(Stored dataset items)
========================================

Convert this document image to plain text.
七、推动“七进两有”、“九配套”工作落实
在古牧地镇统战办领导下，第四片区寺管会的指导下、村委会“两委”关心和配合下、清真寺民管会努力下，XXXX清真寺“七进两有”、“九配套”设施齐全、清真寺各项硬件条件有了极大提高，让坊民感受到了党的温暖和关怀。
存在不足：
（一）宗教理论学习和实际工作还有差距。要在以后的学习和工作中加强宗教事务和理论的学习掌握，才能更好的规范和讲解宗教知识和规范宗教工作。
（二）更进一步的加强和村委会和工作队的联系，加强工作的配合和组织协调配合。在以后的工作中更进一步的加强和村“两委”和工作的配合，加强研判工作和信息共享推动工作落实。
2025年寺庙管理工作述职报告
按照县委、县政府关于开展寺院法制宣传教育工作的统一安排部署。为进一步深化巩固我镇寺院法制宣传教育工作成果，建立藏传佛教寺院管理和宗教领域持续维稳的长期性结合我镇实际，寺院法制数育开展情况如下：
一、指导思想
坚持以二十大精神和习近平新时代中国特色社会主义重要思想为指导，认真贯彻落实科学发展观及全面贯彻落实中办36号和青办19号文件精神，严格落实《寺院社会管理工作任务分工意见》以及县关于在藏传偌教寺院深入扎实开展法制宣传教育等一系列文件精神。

========================================

Stated problem: All lines holding the word "七进两有" should be picked out and copied.

Reply to the exercise:
七、推动“七进两有”、“九配套”工作落实
在古牧地镇统战办领导下，第四片区寺管会的指导下、村委会“两委”关心和配合下、清真寺民管会努力下，XXXX清真寺“七进两有”、“九配套”设施齐全、清真寺各项硬件条件有了极大提高，让坊民感受到了党的温暖和关怀。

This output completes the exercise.